◆ What is expected ◆
Send each entry back exactly as given, pictures excluded.

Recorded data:
◇ ◇ ◇ ◇ ◇

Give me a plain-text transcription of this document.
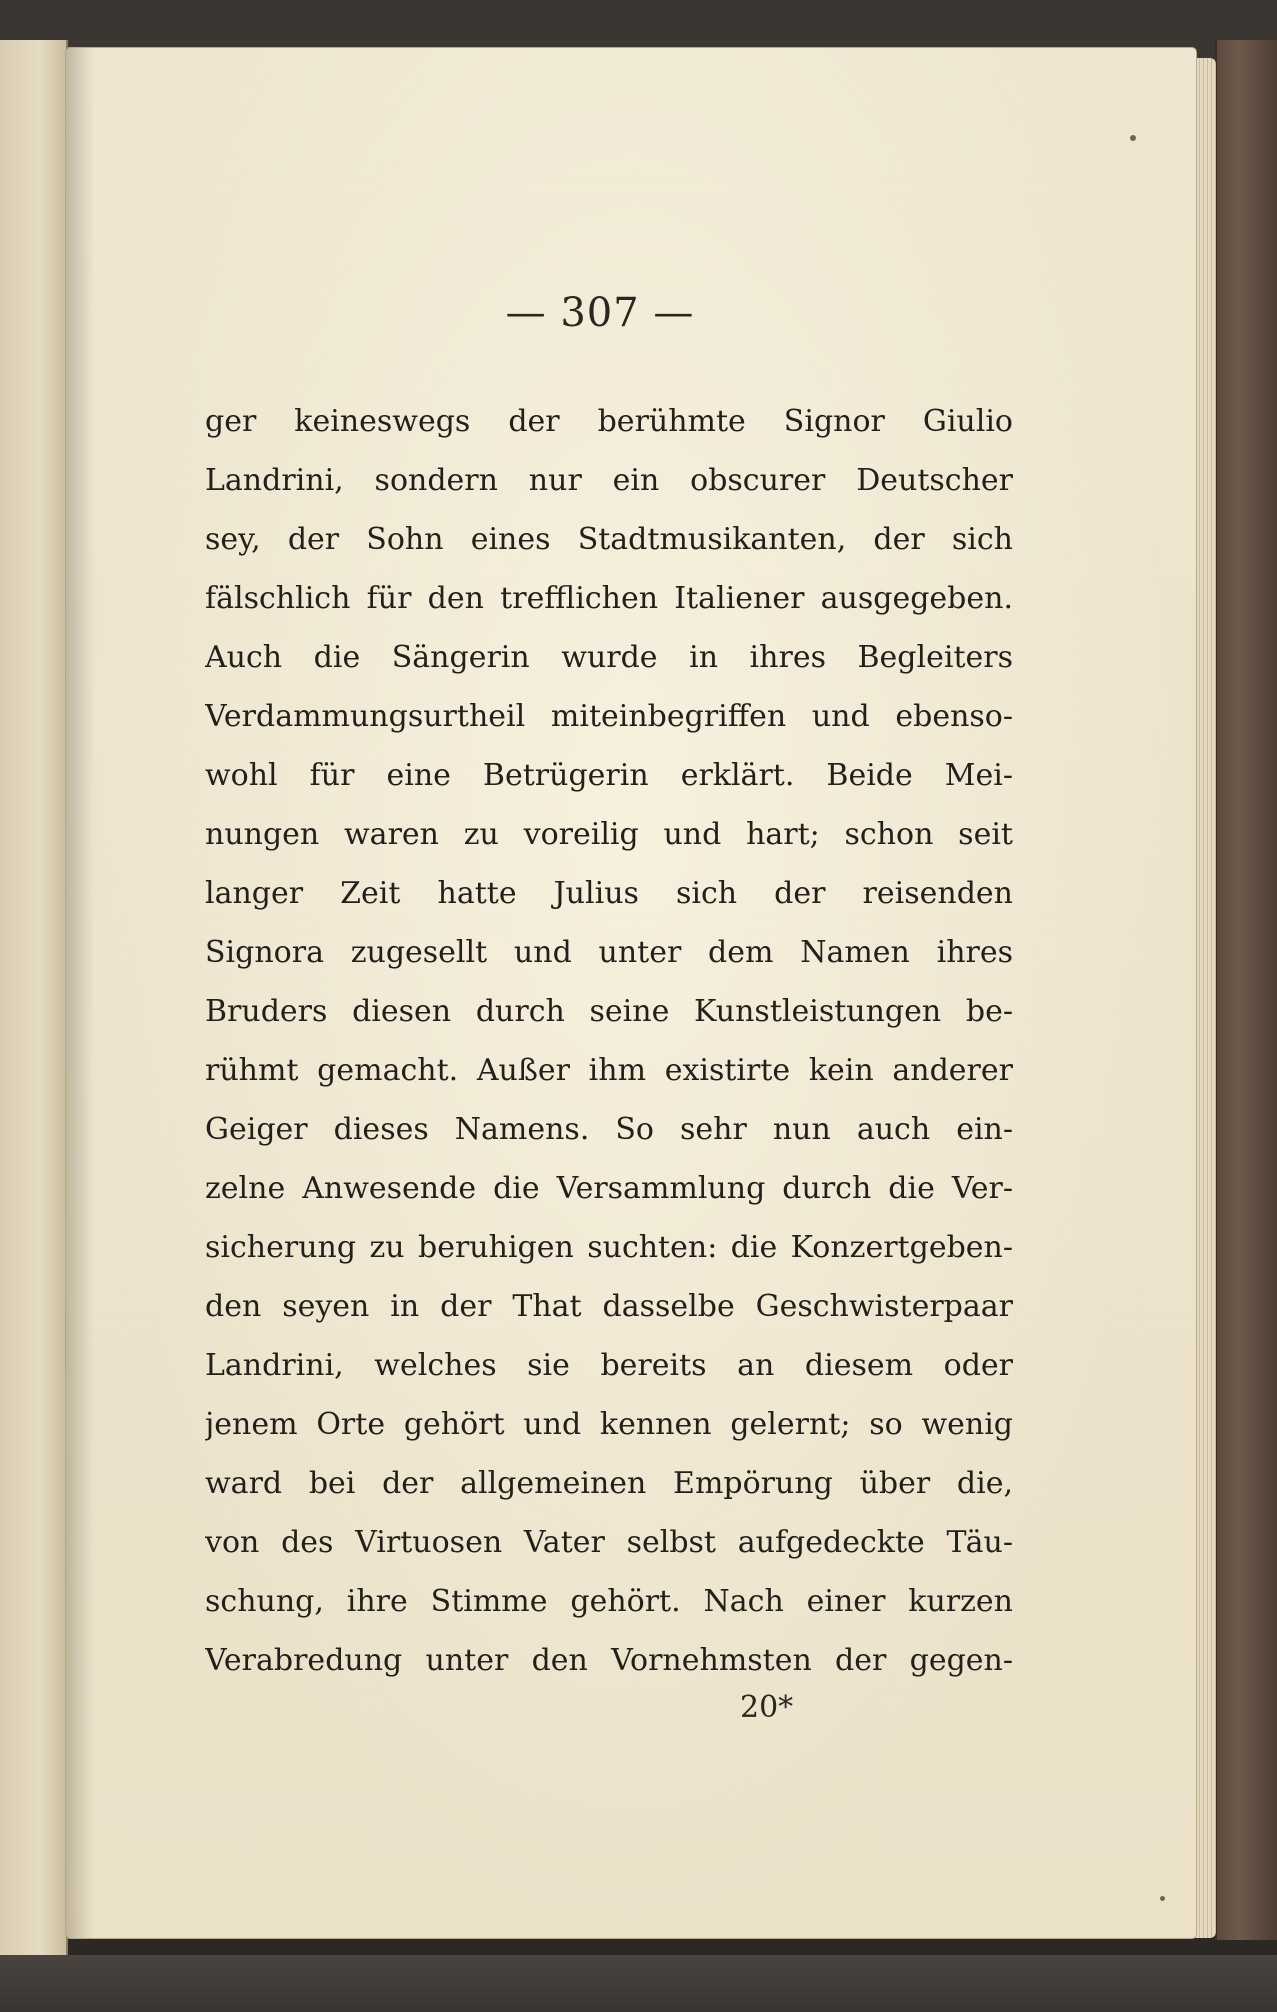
— 307 —
ger keineswegs der berühmte Signor Giulio
Landrini, sondern nur ein obscurer Deutscher
sey, der Sohn eines Stadtmusikanten, der sich
fälschlich für den trefflichen Italiener ausgegeben.
Auch die Sängerin wurde in ihres Begleiters
Verdammungsurtheil miteinbegriffen und ebenso-
wohl für eine Betrügerin erklärt. Beide Mei-
nungen waren zu voreilig und hart; schon seit
langer Zeit hatte Julius sich der reisenden
Signora zugesellt und unter dem Namen ihres
Bruders diesen durch seine Kunstleistungen be-
rühmt gemacht. Außer ihm existirte kein anderer
Geiger dieses Namens. So sehr nun auch ein-
zelne Anwesende die Versammlung durch die Ver-
sicherung zu beruhigen suchten: die Konzertgeben-
den seyen in der That dasselbe Geschwisterpaar
Landrini, welches sie bereits an diesem oder
jenem Orte gehört und kennen gelernt; so wenig
ward bei der allgemeinen Empörung über die,
von des Virtuosen Vater selbst aufgedeckte Täu-
schung, ihre Stimme gehört. Nach einer kurzen
Verabredung unter den Vornehmsten der gegen-
20*
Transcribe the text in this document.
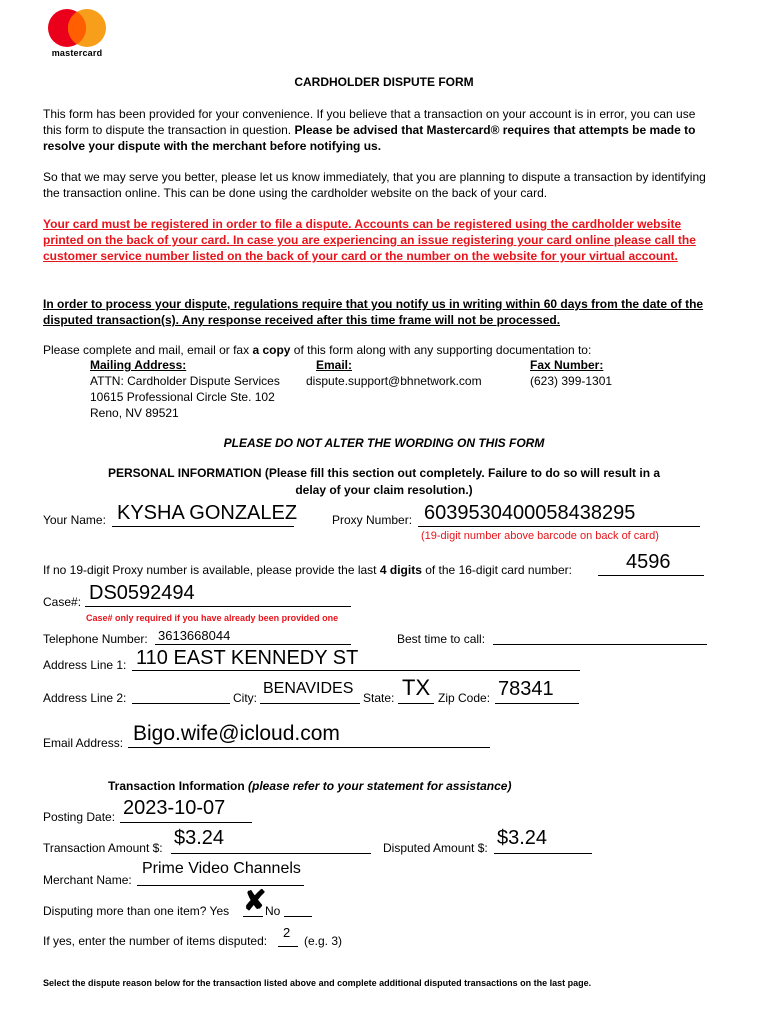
mastercard
CARDHOLDER DISPUTE FORM
This form has been provided for your convenience. If you believe that a transaction on your account is in error, you can use this form to dispute the transaction in question. Please be advised that Mastercard® requires that attempts be made to resolve your dispute with the merchant before notifying us.
So that we may serve you better, please let us know immediately, that you are planning to dispute a transaction by identifying the transaction online. This can be done using the cardholder website on the back of your card.
Your card must be registered in order to file a dispute. Accounts can be registered using the cardholder website printed on the back of your card. In case you are experiencing an issue registering your card online please call the customer service number listed on the back of your card or the number on the website for your virtual account.
In order to process your dispute, regulations require that you notify us in writing within 60 days from the date of the disputed transaction(s). Any response received after this time frame will not be processed.
Please complete and mail, email or fax a copy of this form along with any supporting documentation to:
Mailing Address:
ATTN: Cardholder Dispute Services
10615 Professional Circle Ste. 102
Reno, NV 89521
Email:
dispute.support@bhnetwork.com
Fax Number:
(623) 399-1301
PLEASE DO NOT ALTER THE WORDING ON THIS FORM
PERSONAL INFORMATION (Please fill this section out completely. Failure to do so will result in a
delay of your claim resolution.)
Your Name: KYSHA GONZALEZ	Proxy Number: 6039530400058438295
(19-digit number above barcode on back of card)
If no 19-digit Proxy number is available, please provide the last 4 digits of the 16-digit card number:	4596
Case#: DS0592494
Case# only required if you have already been provided one
Telephone Number: 3613668044	Best time to call:
Address Line 1: 110 EAST KENNEDY ST
Address Line 2:	City:
BENAVIDES
State: TX Zip Code: 78341
Email Address: Bigo.wife@icloud.com
Transaction Information (please refer to your statement for assistance)
Posting Date: 2023-10-07
Transaction Amount $: $3.24	Disputed Amount $: $3.24
Merchant Name:
Prime Video Channels
Disputing more than one item? Yes ✘
No
If yes, enter the number of items disputed:
2
(e.g. 3)
Select the dispute reason below for the transaction listed above and complete additional disputed transactions on the last page.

◇ ◇ ◇ ◇ ◇

◆ Right answer ◆
Give me a plain-text transcription of this document.
— 307 —
ger keineswegs der berühmte Signor Giulio
Landrini, sondern nur ein obscurer Deutscher
sey, der Sohn eines Stadtmusikanten, der sich
fälschlich für den trefflichen Italiener ausgegeben.
Auch die Sängerin wurde in ihres Begleiters
Verdammungsurtheil miteinbegriffen und ebenso-
wohl für eine Betrügerin erklärt. Beide Mei-
nungen waren zu voreilig und hart; schon seit
langer Zeit hatte Julius sich der reisenden
Signora zugesellt und unter dem Namen ihres
Bruders diesen durch seine Kunstleistungen be-
rühmt gemacht. Außer ihm existirte kein anderer
Geiger dieses Namens. So sehr nun auch ein-
zelne Anwesende die Versammlung durch die Ver-
sicherung zu beruhigen suchten: die Konzertgeben-
den seyen in der That dasselbe Geschwisterpaar
Landrini, welches sie bereits an diesem oder
jenem Orte gehört und kennen gelernt; so wenig
ward bei der allgemeinen Empörung über die,
von des Virtuosen Vater selbst aufgedeckte Täu-
schung, ihre Stimme gehört. Nach einer kurzen
Verabredung unter den Vornehmsten der gegen-
20*
Transcribe the text in this document.
mastercard
CARDHOLDER DISPUTE FORM
This form has been provided for your convenience. If you believe that a transaction on your account is in error, you can use this form to dispute the transaction in question. Please be advised that Mastercard® requires that attempts be made to resolve your dispute with the merchant before notifying us.
So that we may serve you better, please let us know immediately, that you are planning to dispute a transaction by identifying the transaction online. This can be done using the cardholder website on the back of your card.
Your card must be registered in order to file a dispute. Accounts can be registered using the cardholder website printed on the back of your card. In case you are experiencing an issue registering your card online please call the customer service number listed on the back of your card or the number on the website for your virtual account.
In order to process your dispute, regulations require that you notify us in writing within 60 days from the date of the disputed transaction(s). Any response received after this time frame will not be processed.
Please complete and mail, email or fax a copy of this form along with any supporting documentation to:
Mailing Address:
ATTN: Cardholder Dispute Services
10615 Professional Circle Ste. 102
Reno, NV 89521
Email:
dispute.support@bhnetwork.com
Fax Number:
(623) 399-1301
PLEASE DO NOT ALTER THE WORDING ON THIS FORM
PERSONAL INFORMATION (Please fill this section out completely. Failure to do so will result in a
delay of your claim resolution.)
Your Name: KYSHA GONZALEZ	Proxy Number: 6039530400058438295
(19-digit number above barcode on back of card)
If no 19-digit Proxy number is available, please provide the last 4 digits of the 16-digit card number:	4596
Case#: DS0592494
Case# only required if you have already been provided one
Telephone Number: 3613668044	Best time to call:
Address Line 1: 110 EAST KENNEDY ST
Address Line 2:	City:
BENAVIDES
State: TX Zip Code: 78341
Email Address: Bigo.wife@icloud.com
Transaction Information (please refer to your statement for assistance)
Posting Date: 2023-10-07
Transaction Amount $: $3.24	Disputed Amount $: $3.24
Merchant Name:
Prime Video Channels
Disputing more than one item? Yes ✘
No
If yes, enter the number of items disputed:
2
(e.g. 3)
Select the dispute reason below for the transaction listed above and complete additional disputed transactions on the last page.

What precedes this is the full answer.